→ SHORT PROBLEM: Identify each line below that contains the word "Peters", and copy it out.

→ LISTED RECORDS:
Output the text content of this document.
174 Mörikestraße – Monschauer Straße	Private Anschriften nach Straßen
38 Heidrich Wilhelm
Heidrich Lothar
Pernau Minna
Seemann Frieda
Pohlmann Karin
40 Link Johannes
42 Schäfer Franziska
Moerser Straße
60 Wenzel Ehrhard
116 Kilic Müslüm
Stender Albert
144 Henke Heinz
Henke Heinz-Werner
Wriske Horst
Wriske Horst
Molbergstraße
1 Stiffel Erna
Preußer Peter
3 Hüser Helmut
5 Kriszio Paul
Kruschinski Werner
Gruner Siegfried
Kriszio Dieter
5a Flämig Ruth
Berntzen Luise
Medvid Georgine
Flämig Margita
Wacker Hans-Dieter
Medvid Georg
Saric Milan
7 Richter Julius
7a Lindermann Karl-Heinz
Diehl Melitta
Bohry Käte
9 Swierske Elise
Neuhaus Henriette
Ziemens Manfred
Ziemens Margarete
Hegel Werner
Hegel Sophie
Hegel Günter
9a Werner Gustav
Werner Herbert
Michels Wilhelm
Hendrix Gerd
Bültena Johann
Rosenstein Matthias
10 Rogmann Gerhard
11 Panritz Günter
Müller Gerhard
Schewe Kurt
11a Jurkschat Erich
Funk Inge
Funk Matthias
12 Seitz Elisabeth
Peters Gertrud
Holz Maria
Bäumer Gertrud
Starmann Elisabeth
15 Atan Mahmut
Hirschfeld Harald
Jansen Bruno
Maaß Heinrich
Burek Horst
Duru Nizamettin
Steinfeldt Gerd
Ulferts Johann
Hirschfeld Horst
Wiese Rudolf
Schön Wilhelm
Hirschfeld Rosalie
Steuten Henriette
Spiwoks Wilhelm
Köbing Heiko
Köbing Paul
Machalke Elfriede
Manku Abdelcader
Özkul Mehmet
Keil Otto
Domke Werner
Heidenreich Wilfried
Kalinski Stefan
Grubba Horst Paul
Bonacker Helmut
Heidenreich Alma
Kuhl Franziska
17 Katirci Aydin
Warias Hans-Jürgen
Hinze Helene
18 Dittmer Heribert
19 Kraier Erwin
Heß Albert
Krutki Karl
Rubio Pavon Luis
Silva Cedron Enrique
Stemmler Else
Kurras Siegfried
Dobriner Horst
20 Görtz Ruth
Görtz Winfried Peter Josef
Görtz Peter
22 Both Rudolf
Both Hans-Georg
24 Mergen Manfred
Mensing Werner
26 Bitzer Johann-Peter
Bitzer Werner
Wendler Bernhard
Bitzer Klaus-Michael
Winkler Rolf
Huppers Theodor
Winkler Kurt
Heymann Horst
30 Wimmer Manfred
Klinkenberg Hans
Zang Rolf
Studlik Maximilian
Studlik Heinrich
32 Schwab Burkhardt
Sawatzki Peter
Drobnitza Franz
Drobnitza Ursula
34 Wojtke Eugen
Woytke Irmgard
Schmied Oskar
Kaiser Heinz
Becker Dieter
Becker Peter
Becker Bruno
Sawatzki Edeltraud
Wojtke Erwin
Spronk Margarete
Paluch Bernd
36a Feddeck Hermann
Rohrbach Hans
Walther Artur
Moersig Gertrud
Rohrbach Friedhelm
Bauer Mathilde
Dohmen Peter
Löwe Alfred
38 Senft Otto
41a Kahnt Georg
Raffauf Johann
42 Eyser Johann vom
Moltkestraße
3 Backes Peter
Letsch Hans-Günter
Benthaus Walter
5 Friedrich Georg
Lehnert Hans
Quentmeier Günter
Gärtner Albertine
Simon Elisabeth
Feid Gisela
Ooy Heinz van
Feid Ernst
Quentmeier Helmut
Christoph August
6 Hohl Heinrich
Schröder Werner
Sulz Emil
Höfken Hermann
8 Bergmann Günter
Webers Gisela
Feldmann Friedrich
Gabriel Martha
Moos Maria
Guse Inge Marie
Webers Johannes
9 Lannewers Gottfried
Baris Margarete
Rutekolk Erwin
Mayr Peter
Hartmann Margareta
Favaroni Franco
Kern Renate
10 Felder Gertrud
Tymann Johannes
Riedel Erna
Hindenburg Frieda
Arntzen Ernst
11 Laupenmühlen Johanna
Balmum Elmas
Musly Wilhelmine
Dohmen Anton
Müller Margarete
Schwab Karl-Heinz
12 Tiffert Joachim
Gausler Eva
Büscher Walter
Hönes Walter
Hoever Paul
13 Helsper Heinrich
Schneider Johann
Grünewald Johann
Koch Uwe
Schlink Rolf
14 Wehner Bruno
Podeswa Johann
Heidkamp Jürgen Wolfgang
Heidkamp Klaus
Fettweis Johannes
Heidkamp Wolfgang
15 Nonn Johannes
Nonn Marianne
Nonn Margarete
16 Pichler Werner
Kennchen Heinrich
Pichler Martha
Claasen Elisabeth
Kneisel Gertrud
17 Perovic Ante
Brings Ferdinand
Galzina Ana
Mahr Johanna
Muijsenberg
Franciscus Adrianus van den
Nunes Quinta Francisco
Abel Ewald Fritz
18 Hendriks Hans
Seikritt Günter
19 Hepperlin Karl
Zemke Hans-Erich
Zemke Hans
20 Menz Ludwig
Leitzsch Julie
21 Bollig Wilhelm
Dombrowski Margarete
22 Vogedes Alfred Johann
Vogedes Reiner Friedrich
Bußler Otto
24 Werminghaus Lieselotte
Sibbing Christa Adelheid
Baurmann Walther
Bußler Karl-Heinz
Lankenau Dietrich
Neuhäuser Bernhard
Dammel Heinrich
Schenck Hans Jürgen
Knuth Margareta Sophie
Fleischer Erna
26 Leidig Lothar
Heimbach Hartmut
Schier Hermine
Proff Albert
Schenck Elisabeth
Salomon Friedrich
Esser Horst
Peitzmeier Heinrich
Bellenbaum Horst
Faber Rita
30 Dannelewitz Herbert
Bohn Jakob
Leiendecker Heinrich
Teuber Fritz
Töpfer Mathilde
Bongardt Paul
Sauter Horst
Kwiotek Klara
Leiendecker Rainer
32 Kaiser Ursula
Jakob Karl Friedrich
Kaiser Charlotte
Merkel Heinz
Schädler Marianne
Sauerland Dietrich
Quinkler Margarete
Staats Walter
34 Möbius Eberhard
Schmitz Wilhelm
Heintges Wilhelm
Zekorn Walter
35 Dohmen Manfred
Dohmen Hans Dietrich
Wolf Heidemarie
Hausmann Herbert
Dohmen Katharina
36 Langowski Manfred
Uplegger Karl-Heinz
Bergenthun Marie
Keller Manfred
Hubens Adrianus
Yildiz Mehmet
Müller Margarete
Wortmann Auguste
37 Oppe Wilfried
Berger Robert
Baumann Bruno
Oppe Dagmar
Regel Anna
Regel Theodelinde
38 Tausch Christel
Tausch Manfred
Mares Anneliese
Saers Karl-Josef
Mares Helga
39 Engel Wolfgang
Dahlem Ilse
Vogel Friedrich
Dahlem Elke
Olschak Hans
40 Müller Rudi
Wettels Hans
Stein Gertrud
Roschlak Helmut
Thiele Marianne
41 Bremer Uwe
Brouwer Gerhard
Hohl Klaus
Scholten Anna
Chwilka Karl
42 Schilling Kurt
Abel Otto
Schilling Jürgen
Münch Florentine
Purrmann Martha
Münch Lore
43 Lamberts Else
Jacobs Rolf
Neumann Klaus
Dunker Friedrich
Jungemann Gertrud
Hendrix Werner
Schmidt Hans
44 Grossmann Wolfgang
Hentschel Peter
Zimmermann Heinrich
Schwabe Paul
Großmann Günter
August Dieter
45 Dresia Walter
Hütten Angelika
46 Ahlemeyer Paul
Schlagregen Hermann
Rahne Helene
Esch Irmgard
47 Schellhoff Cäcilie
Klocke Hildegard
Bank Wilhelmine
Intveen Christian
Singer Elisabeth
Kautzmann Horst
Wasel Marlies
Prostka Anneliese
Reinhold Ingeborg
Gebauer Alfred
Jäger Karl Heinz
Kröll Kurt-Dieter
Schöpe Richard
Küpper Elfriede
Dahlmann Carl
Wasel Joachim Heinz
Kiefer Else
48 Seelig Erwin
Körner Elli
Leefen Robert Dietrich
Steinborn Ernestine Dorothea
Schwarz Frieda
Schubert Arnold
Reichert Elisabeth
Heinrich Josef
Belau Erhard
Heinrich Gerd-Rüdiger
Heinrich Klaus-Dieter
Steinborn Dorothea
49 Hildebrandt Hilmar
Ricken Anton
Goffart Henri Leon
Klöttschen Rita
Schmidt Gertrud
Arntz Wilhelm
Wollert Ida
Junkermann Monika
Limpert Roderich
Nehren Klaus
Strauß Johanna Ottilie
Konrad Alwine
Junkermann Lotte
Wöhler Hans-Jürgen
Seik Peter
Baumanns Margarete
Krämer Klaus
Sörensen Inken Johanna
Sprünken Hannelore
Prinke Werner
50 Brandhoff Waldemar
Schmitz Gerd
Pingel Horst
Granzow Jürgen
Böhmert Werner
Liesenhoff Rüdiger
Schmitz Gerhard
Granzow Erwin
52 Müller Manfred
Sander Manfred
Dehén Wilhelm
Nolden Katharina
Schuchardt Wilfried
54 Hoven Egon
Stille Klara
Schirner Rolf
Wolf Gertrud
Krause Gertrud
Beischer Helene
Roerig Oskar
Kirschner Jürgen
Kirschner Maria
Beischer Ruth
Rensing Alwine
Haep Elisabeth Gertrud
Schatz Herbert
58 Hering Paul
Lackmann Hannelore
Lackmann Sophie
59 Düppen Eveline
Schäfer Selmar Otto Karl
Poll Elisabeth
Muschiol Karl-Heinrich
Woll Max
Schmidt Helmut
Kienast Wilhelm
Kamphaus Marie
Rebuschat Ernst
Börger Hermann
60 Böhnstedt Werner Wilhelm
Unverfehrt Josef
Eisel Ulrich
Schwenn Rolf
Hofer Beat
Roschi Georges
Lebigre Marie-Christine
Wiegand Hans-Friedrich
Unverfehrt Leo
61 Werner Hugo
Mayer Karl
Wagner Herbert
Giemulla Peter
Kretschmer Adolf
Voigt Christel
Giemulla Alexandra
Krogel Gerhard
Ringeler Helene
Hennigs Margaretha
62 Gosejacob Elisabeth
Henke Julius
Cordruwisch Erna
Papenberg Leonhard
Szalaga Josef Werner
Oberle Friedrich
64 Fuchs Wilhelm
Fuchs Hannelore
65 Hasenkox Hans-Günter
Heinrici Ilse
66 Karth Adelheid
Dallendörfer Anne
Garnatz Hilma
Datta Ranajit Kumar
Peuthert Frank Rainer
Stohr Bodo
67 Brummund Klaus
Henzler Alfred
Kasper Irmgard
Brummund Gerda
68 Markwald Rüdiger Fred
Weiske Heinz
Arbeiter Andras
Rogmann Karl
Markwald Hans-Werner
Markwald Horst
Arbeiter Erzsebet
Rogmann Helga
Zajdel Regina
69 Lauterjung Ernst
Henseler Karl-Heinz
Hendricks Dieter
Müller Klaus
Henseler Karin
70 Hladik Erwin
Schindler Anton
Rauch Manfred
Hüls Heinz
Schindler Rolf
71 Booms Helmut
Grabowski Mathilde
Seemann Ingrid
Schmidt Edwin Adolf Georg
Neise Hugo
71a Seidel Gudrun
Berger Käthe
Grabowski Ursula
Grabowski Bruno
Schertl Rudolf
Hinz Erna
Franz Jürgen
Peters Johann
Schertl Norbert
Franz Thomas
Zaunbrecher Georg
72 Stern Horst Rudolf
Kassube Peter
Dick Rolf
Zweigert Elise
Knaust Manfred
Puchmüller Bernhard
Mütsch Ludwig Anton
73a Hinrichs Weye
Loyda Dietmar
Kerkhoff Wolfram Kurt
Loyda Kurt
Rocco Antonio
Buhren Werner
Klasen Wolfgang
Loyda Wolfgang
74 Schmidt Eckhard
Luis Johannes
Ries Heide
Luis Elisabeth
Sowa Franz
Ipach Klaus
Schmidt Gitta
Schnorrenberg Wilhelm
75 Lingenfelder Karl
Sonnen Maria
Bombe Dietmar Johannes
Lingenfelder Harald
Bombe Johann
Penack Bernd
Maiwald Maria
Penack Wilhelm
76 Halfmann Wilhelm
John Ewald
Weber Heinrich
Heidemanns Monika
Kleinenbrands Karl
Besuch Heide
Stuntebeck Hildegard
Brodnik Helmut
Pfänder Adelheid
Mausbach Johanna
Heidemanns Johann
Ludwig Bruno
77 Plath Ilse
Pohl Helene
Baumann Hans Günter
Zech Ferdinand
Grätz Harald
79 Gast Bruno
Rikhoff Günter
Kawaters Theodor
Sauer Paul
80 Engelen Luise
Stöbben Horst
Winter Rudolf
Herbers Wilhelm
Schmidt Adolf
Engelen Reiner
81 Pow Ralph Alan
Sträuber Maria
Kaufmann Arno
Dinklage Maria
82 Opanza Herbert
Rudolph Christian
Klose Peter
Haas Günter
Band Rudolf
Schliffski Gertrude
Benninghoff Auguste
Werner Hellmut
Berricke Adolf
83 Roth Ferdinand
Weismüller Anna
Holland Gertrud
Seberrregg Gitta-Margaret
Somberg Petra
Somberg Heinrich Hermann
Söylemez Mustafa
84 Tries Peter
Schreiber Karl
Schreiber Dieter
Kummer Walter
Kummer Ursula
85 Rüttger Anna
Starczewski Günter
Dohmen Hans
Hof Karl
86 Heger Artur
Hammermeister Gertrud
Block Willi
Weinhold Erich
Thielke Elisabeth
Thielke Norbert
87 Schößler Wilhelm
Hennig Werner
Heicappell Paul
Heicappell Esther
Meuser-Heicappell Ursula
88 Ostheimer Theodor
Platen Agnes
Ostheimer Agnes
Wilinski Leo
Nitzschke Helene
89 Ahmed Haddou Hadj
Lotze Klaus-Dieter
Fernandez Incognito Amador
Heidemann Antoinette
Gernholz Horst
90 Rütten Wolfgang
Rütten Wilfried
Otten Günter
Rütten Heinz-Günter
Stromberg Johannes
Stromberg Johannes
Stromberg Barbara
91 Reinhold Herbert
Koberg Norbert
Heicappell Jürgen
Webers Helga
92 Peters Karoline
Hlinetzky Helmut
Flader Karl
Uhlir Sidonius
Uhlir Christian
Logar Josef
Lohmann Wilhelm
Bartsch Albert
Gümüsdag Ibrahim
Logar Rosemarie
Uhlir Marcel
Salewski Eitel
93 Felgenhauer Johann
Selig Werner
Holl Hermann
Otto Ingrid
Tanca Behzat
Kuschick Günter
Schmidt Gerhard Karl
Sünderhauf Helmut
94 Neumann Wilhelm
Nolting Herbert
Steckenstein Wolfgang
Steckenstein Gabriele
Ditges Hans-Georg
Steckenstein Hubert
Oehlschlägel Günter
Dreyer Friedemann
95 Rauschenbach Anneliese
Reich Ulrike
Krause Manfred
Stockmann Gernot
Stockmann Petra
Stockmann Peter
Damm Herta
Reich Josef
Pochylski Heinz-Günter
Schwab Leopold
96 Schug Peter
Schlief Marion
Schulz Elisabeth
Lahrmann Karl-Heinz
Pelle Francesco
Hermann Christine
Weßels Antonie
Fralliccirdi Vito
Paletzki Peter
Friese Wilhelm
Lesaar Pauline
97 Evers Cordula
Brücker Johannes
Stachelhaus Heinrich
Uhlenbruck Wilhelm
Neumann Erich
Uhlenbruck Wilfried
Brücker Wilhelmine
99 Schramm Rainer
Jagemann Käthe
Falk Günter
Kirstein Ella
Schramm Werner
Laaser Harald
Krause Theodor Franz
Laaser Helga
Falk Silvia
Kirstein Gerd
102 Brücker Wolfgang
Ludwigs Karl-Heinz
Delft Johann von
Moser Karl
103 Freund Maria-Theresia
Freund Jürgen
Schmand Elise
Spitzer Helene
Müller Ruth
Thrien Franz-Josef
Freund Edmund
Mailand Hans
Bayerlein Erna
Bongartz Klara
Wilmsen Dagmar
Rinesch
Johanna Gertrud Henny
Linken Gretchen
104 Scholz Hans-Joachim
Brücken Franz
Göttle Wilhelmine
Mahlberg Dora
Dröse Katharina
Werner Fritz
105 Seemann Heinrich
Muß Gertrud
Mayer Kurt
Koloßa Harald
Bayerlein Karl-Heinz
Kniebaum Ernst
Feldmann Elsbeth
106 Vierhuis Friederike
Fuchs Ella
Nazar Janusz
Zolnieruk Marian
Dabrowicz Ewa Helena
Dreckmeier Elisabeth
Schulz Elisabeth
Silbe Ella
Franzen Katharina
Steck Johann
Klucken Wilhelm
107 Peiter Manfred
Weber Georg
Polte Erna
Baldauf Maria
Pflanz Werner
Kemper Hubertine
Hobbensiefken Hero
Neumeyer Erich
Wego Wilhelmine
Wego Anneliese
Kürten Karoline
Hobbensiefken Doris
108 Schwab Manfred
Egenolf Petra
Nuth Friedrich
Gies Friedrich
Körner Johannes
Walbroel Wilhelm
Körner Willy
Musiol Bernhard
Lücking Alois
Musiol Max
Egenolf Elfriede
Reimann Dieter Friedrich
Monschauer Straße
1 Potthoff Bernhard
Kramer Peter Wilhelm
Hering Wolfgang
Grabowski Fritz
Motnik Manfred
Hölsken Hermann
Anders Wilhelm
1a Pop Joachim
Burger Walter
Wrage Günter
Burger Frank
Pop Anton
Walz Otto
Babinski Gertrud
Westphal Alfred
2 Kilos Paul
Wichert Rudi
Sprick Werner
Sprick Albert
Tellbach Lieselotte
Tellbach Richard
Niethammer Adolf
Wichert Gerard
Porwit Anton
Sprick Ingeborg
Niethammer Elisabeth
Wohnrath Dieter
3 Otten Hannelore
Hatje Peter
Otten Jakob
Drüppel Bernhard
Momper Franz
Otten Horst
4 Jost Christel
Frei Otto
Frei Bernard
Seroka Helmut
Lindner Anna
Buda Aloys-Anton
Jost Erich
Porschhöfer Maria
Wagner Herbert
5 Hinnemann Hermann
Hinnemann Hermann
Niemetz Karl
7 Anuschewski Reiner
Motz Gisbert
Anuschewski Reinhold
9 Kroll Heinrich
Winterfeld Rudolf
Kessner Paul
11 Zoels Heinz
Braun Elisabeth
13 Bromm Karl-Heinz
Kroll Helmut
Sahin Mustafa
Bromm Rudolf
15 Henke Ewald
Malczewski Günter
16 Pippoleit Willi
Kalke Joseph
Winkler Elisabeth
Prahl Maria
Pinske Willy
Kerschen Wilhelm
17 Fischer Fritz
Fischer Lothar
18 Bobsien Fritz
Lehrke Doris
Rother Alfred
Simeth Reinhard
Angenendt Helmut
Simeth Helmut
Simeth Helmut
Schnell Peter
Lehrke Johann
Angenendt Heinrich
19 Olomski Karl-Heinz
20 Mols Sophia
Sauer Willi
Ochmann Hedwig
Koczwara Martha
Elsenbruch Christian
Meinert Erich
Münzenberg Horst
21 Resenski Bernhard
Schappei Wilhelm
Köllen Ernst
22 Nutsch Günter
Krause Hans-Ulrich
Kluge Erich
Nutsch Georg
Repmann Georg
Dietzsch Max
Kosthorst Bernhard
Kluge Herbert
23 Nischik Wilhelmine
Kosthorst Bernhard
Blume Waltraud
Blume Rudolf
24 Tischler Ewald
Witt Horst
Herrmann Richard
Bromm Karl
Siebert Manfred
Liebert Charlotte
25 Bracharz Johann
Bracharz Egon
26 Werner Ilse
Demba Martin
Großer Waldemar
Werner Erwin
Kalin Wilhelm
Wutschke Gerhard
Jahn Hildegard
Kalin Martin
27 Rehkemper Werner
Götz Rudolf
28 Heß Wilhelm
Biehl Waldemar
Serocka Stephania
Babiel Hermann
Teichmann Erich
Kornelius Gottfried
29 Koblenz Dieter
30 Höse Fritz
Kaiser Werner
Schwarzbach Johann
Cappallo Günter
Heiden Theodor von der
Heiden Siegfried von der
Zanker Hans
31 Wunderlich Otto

→ TASK OUTPUT:
Peters Gertrud
Peters Johann
92 Peters Karoline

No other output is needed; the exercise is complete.